> [Exercise]:
Pull out every line containing the string "tariqstanley".

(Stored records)

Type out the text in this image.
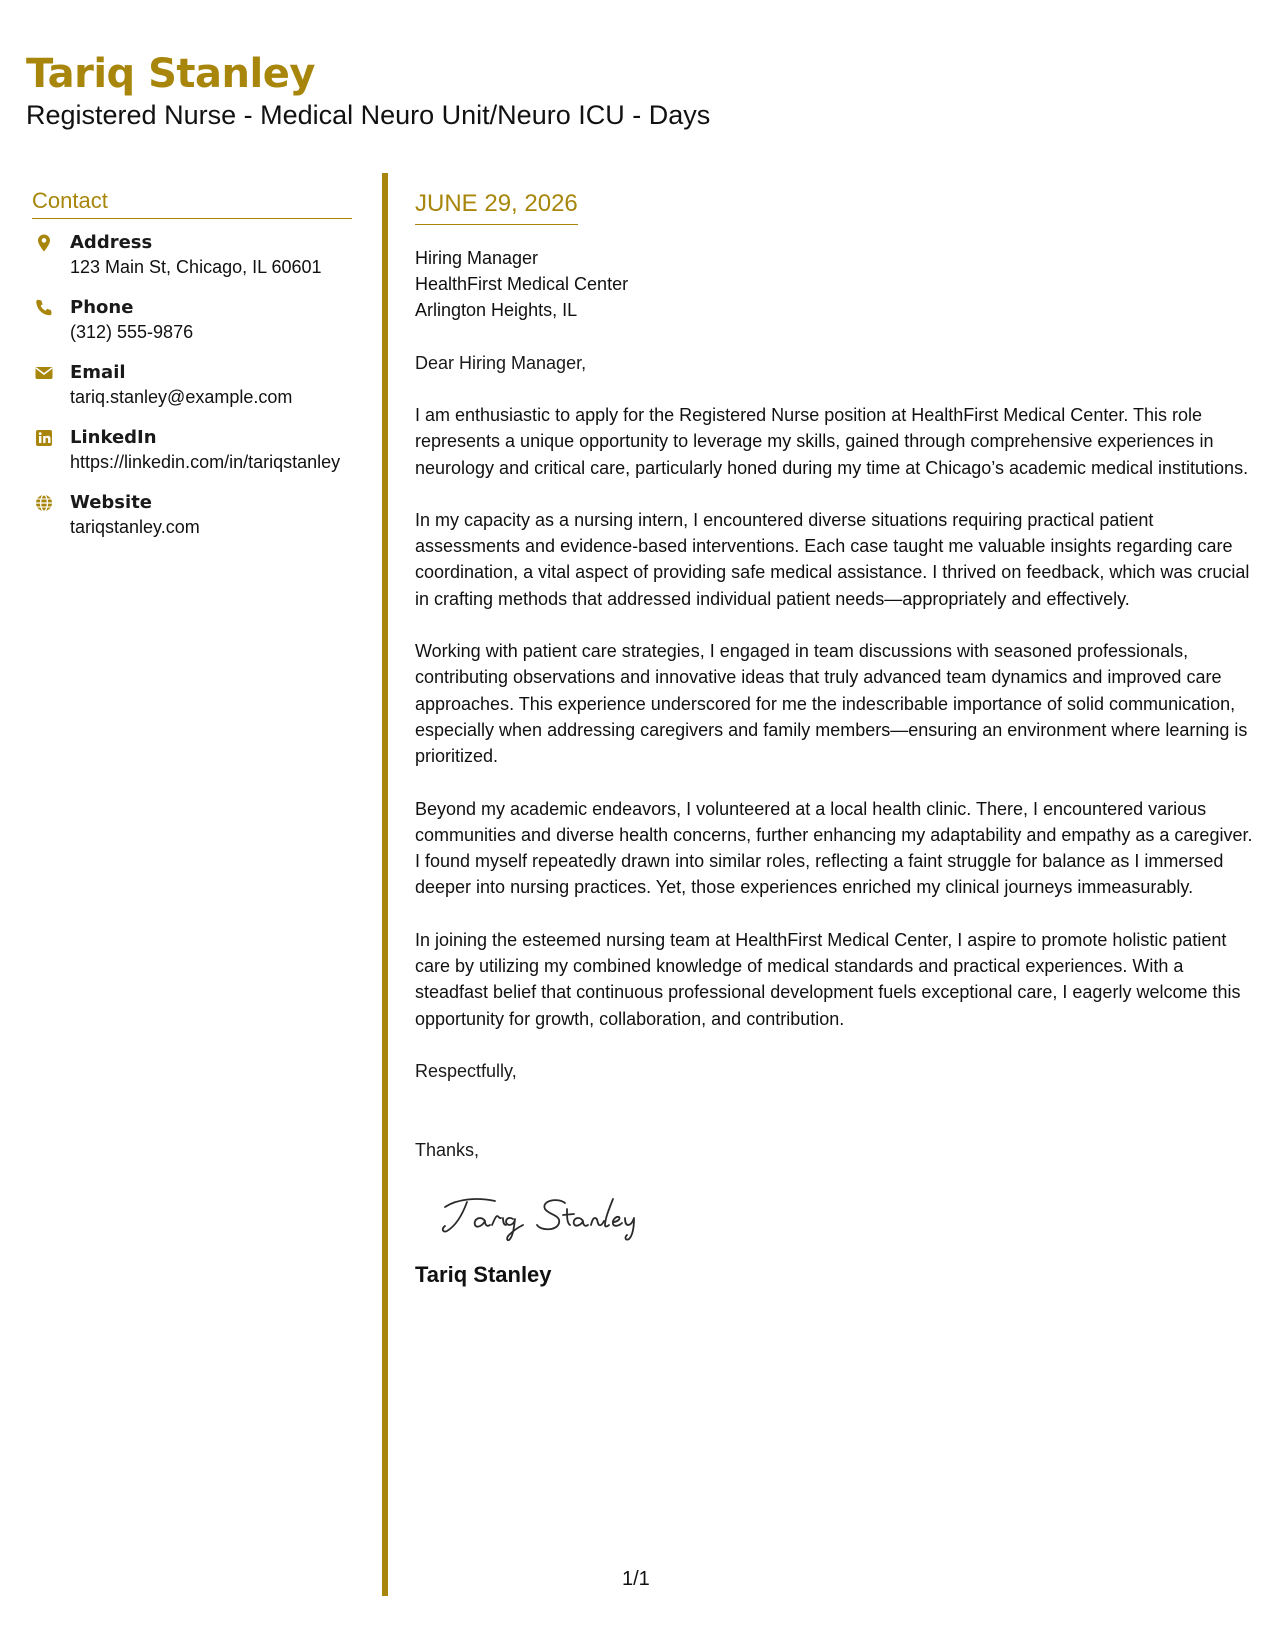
Tariq Stanley
Registered Nurse - Medical Neuro Unit/Neuro ICU - Days
Contact
Address
123 Main St, Chicago, IL 60601
Phone
(312) 555-9876
Email
tariq.stanley@example.com
LinkedIn
https://linkedin.com/in/tariqstanley
Website
tariqstanley.com
JUNE 29, 2026
Hiring Manager
HealthFirst Medical Center
Arlington Heights, IL
Dear Hiring Manager,
I am enthusiastic to apply for the Registered Nurse position at HealthFirst Medical Center. This role represents a unique opportunity to leverage my skills, gained through comprehensive experiences in neurology and critical care, particularly honed during my time at Chicago’s academic medical institutions.
In my capacity as a nursing intern, I encountered diverse situations requiring practical patient assessments and evidence-based interventions. Each case taught me valuable insights regarding care coordination, a vital aspect of providing safe medical assistance. I thrived on feedback, which was crucial in crafting methods that addressed individual patient needs—appropriately and effectively.
Working with patient care strategies, I engaged in team discussions with seasoned professionals, contributing observations and innovative ideas that truly advanced team dynamics and improved care approaches. This experience underscored for me the indescribable importance of solid communication, especially when addressing caregivers and family members—ensuring an environment where learning is prioritized.
Beyond my academic endeavors, I volunteered at a local health clinic. There, I encountered various communities and diverse health concerns, further enhancing my adaptability and empathy as a caregiver. I found myself repeatedly drawn into similar roles, reflecting a faint struggle for balance as I immersed deeper into nursing practices. Yet, those experiences enriched my clinical journeys immeasurably.
In joining the esteemed nursing team at HealthFirst Medical Center, I aspire to promote holistic patient care by utilizing my combined knowledge of medical standards and practical experiences. With a steadfast belief that continuous professional development fuels exceptional care, I eagerly welcome this opportunity for growth, collaboration, and contribution.
Respectfully,
Thanks,
Tariq Stanley
1/1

> [The solution]:
https://linkedin.com/in/tariqstanley
tariqstanley.com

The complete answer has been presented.